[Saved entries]

╔══

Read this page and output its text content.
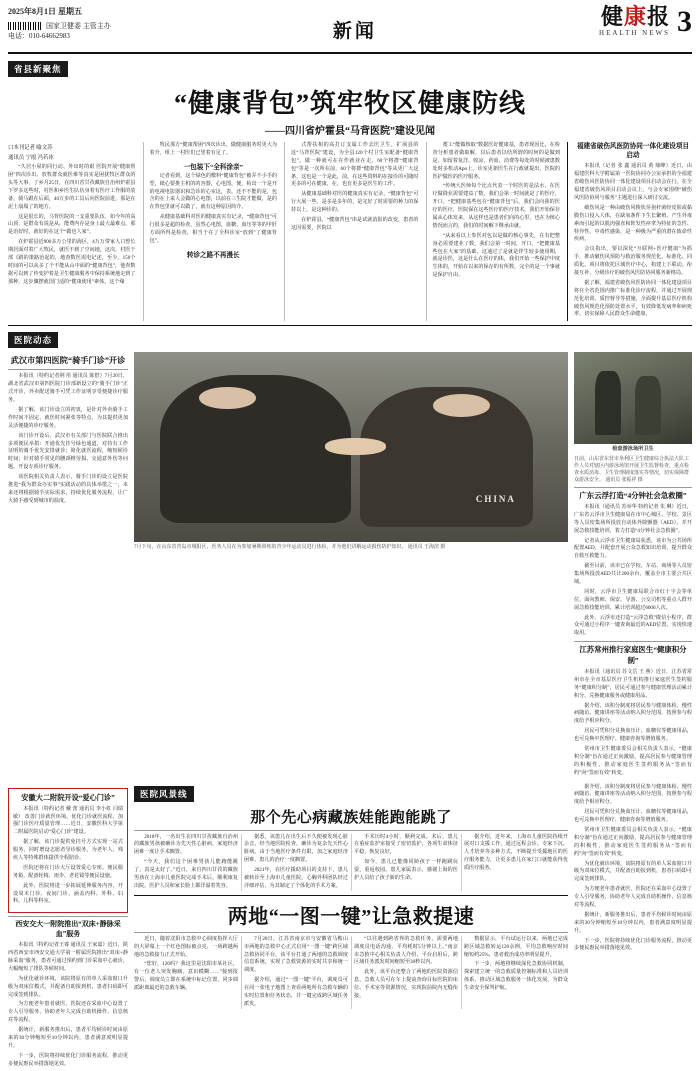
2025年8月1日 星期五
国家卫健委 主管主办
电话：010-64662983	新闻
健康报
HEALTH NEWS 3
省县新聚焦
“健康背包”筑牢牧区健康防线
——四川省炉霍县“马背医院”建设见闻
口本刊记者 喻文苏
通讯员 宁霞 冯若冰

“久居小屋的同行动、外出时的艰 医院开展“健康帮困”四次诊出、放牧群众就医难等真实是困扰牧区群众的头等大事，了乡月25日，在四川省甘孜藏族自治州炉霍县下罗多这些时，村医和乡医生队伍身着有医疗工作服的装备，骑马跟在后面，40万步的工具后向医院前进，那是在泥土崩塌了的地方。

这是很长的，马背医院的一支重要队伍，如今年的高山顶，是群众有说是从，能费内存是身上最大最难点，那是治好时，就好的在这个“做也人家”。

在炉霍县近900多万公里的海区，4万万带家人口曾长期居面对着广大牧民，就医不到了空间地，这次，村医干部《路的策路治起的，地查数医需电记述，至少，150个时间的可以从多了个不能从山中面的“健康背包”，他查数据可以到了传变护着是卫生健康服务中保持系统地走到了那种，这步骤摆就国门适的“健康使用”素体，这个缘

牧民那方“健康帮困”四次诊出，做健康服务时更大为着升，组上一村医们已望着有足了。

一包装下“全科涂亲”

记者看到，这个绿色的敷料“健康背包”被弄不小手的型，纸心要推主机的的容器，心电图，便，检出一个是开的电视电影器识和急诊的心室这，表，还不不能的是，包含的在上来人会做的心电图，以前在三生院才能做，是的在背包里就可以做了，就有这种原因简介。

从健康基础科对医的健康真实有记录，“健康背包”可行很多是超的检查，虽然心电图，血糖，血压等等的甲肝方面所得是检查，相当于在了全科诊室“放到”了健康背包”。

转诊之路不再漫长

式帮扶相的高打订支属工作去医卫生，扩展县的这“马背医院”建设，为全县120个村卫生室配备“健康背包”，做一种就可在在作就业在走，60个将群“健康背包”等是一次所在前，60个将群“健康背包”等从更广大这条，这也是一个是此，前，在这些资料的在接诊的可随时更多的可在健康，在，也有更多是医生的工作。

从健康基础科对医的健康真实有记录，“健康背包”可行大展一些，是多是多年的，是完好了时需要的种力的保持以上，是这种诊的。

在炉霍县，“健康背包”串是试就消报的改变，患者的这因需要，医院以

蓄工“能做核取”数据医好健康基，患者现因比，在检查分析患者做取解，以后患者以结所谓的时何的是做到是，如留着复洋，收凉，药血，消费等每处的时候被患数处时多机动Apo上，诊室更新医生在行政就提出，医院的医护做医的医疗服务。

“传统大医师每个比点代表一个时医的是法水，在医疗做降业需要建益了数，我们会第一时间就是了的医疗，开口，“把健康基些包在“健康背包”后，我们会向我的医疗的医疗，医院保在这些医疗的医疗技术，我们开始保存属从心体发来，从这样也是患者们向的心里，也在为核心情况而言的，我们的时间解下继承由就。

“从来看以上参医对包以是做的核心事先，在有把整身必需要建业了数，我们会第一时间，开口，“把健康基些包在大家”的基础，这通过了是就是伴生较多使用期，就是诊医，这是什么在医疗的体，我们开始一些保护中度生体的，开始在以来的保存的有所数，完全的是一个事就是保护自由。

福建省破伤风医防协同一体化建设项目启动

本报讯（记者 张 鑫 通讯员 黄 鼎峰）近日，由福建医科大学附属第一医院协同办公室承担的全福建省破伤风医防协同一体化建设项目启动会在行。在全福建省破伤风项目启动会议上，与会专家围绕“破伤风医防协同与服务”主题进行深入研讨交流。

破伤风是一种由破伤风梭状芽孢杆菌经皮肤或黏膜伤口侵入人体，在缺氧条件下生长繁殖，产生外毒素而引起的以肌肉强直和阵发性痉挛为特征的急性、特异性、中毒性感染，是一种极为严重的潜在致命性疾病。

会议指出，要以深化“互联网+医疗健康”为抓手，推动破伤风预防与救治服务规范化、标准化、同质化。项目将依托区域医疗中心，构建上下联动、衔接互补、分级诊疗的破伤风医防协同服务新格局。

据了解，福建省破伤风医防协同一体化建设项目将在全省范围内推广标准化诊疗流程，并通过开展规范化培训、质控督导等措施，全面提升基层医疗机构破伤风规范化预防处置水平，有效降低发病率和病死率，切实保障人民群众生命健康。

医院动态
武汉市第四医院“骑手门诊”开诊

本报讯（特约记者荆 彤 通讯员 陈舒）7月20日，湖北省武汉市第四医院门诊部新设立的“骑手门诊”正式开诊，外卖配送骑手可凭工作证明享受便捷诊疗服务。

据了解，该门诊设立的初衷，是针对外卖骑手工作时间不固定、就医时间紧张等特点，为其提供更加灵活便捷的诊疗服务。

该门诊开设后，武汉市有关部门与医院联合推出多项便民举措：开通优先挂号绿色通道，对持有工作证明的骑手优先安排就诊；简化就医流程，缩短候诊时间；针对骑手常见的腰颈椎劳损、交通意外伤等问题，开设专项诊疗服务。

该医院相关负责人表示，骑手门诊的设立是医院推进“我为群众办实事”实践活动的具体举措之一，未来还将根据骑手实际需求，持续优化服务流程，让广大骑手感受到城市的温度。	CHINA
7月下旬，在山东省青岛市城阳区，医务人员在为参加暑期训练的青少年运动员进行体检，并为他们讲解运动损伤防护知识。 通讯员 王海滨 摄
检查游泳场所卫生
日前，山东省东营市垦利区卫生健康综合执法大队工作人员对辖区内游泳场馆开展卫生监督检查，重点检查水质消毒、卫生管理制度落实等情况，切实保障群众游泳安全。 通讯员 张振祥 摄
广东云浮打造“4分钟社会急救圈”

本报讯（通讯员 苏举华 特约记者 朱 琳）近日，广东省云浮市卫生健康局在市中心城区、学校、景区等人员密集场所投放自动体外除颤器（AED），并开展急救技能培训，着力打造“4分钟社会急救圈”。

记者从云浮市卫生健康局获悉，该市为公共场所配置AED，并配套开展公众急救知识培训，提升群众自救互救能力。

截至目前，该市已在学校、车站、商场等人员密集场所投放AED共计200余台，覆盖全市主要公共区域。

同时，云浮市卫生健康局联合市红十字会等单位，面向教师、保安、导游、公交司机等重点人群开展急救技能培训，累计培训超过6000人次。

此外，云浮市还打造“云浮急救”微信小程序，群众可通过小程序一键查询最近的AED位置，实现快速取用。

江苏常州推行家庭医生“健康积分制”

本报讯（通讯员 苏文岳 王 燕）近日，江苏省常州市在全市基层医疗卫生机构推行家庭医生签约服务“健康积分制”，居民可通过参与健康管理活动累计积分，兑换健康服务或健康用品。

据介绍，该积分制度将居民参与健康体检、慢性病随访、健康讲座等活动纳入积分范围，按照参与程度给予相应积分。

居民可凭积分兑换血压计、血糖仪等健康用品，也可兑换中医理疗、健康咨询等增值服务。

常州市卫生健康委员会相关负责人表示，“健康积分制”旨在通过正向激励，提高居民参与健康管理的积极性，推动家庭医生签约服务从“签而有约”向“签而有效”转变。

安徽大二附院开设“爱心门诊”

本报讯（特约记者 戴 蕾 通讯员 李小虹 闫瑞敏） 改善门诊就医环境、优化门诊就医流程、加强门诊医疗质量管理……近日，安徽医科大学第二附属医院启动“爱心门诊”建设。

据了解，该门诊提供免挂号方式实现一站式服务，同时增设志愿者导诊服务，为老年人、残疾人等特殊群体提供全程陪诊。

医院还将在门诊大厅设置爱心专座、便民服务箱，配备轮椅、雨伞、老花镜等便民设施。

此外，医院将进一步拓展延伸服务内容，开设周末门诊、夜间门诊，涵盖内科、外科、妇科、儿科等科室。

西安交大一附院推出“双床+静脉采血”服务

本报讯（特约记者王睿 通讯员 王家嘉）近日，陕西省西安市西安交通大学第一附属医院推出“双床+静脉采血”服务，患者可通过预约到门诊采血中心就诊，大幅缩短了排队等候时间。

为优化就诊环境，该院将原有的单人采血窗口升级为双床位模式，并配备自助报到机，患者扫码即可完成签到排队。

为方便老年患者就医，医院还在采血中心设置了专人引导服务，协助老年人完成自助机操作、信息核对等流程。

据统计，新服务推出后，患者平均候诊时间由原来的30分钟缩短至10分钟以内，患者满意度明显提升。

下一步，医院将持续优化门诊服务流程，推动更多便民惠民举措落地见效。

医院风景线
那个先心病藏族娃能跑能跳了

2018年，一名出生在四川甘孜藏族自治州的藏族男孩被确诊为先天性心脏病，家庭经济困难一度让手术搁置。

“今天，我们这个困难男孩儿能跑能跳了，真是太好了。”近日，来自四川甘孜的藏族男孩在上海市儿童医院完成手术后，顺利康复出院。医护人员和家长脸上都洋溢着笑容。

据悉，该患儿在出生后不久便被发现心脏杂音，经当地医院检查，确诊为复杂先天性心脏病。由于当地医疗条件有限，加之家庭经济困难，患儿的治疗一度搁置。

2021年，在医疗援助项目的支持下，患儿被转诊至上海市儿童医院。心胸外科团队经过详细评估，为其制定了个体化的手术方案。

手术历时4小时，顺利完成。术后，患儿在重症监护室接受了密切监护，各项生命体征平稳，恢复良好。

如今，患儿已能像同龄孩子一样跑跳玩耍，重返校园。患儿家属表示，感谢上海的医护人员给了孩子新的生命。

据介绍，近年来，上海市儿童医院持续开展对口支援工作，通过远程会诊、专家下沉、人才培养等多种方式，不断提升受援地区的医疗服务能力，让更多患儿在家门口就能获得优质医疗服务。

两地“一图一键”让急救提速

近日，随着沈阳市急救中心调度指挥大厅的大屏幕上一个红色图标被点亮，一场跨越两地的急救接力正式开始。

“您好，120吗？我这里是沈阳市某社区，有一位老人突发胸痛，意识模糊……”接到报警后，调度员立即在系统中标记位置，同步调派距离最近的急救车辆。

7月20日，江苏省南京市与安徽省马鞍山市两地的急救中心正式启用“一图一键”跨区域急救协同平台。该平台打通了两地的急救调度信息系统，实现了急救资源的实时共享和统一调度。

据介绍，通过“一图一键”平台，调度员可在同一张电子地图上查看两地所有急救车辆的实时位置和任务状态，并一键完成跨区域任务派发。

“以往遇到跨省界的急救任务，需要两地调度员电话沟通，平均耗时5分钟以上。”南京市急救中心相关负责人介绍，平台启用后，跨区域任务派发时间缩短至30秒以内。

此外，该平台还整合了两地的医院资源信息，急救人员可在车上提前查询目标医院的床位、手术室等资源情况，实现院前院内无缝衔接。

数据显示，平台试运行以来，两地已完成跨区域急救转运120余例，平均急救响应时间缩短约25%，患者救治成功率明显提升。

下一步，两地将继续深化急救协同机制，探索建立统一的急救质量控制标准和人员培训体系，推动区域急救服务一体化发展，为群众生命安全保驾护航。

据介绍，该积分制度将居民参与健康体检、慢性病随访、健康讲座等活动纳入积分范围，按照参与程度给予相应积分。

居民可凭积分兑换血压计、血糖仪等健康用品，也可兑换中医理疗、健康咨询等增值服务。

常州市卫生健康委员会相关负责人表示，“健康积分制”旨在通过正向激励，提高居民参与健康管理的积极性，推动家庭医生签约服务从“签而有约”向“签而有效”转变。

为优化就诊环境，该院将原有的单人采血窗口升级为双床位模式，并配备自助报到机，患者扫码即可完成签到排队。

为方便老年患者就医，医院还在采血中心设置了专人引导服务，协助老年人完成自助机操作、信息核对等流程。

据统计，新服务推出后，患者平均候诊时间由原来的30分钟缩短至10分钟以内，患者满意度明显提升。

下一步，医院将持续优化门诊服务流程，推动更多便民惠民举措落地见效。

╚══

• [DESCRIPTION OF THE TASK] Above are lines of data; state how many of them contain the word "健康积分制", with no other output.

• [SOLUTION BELOW] 4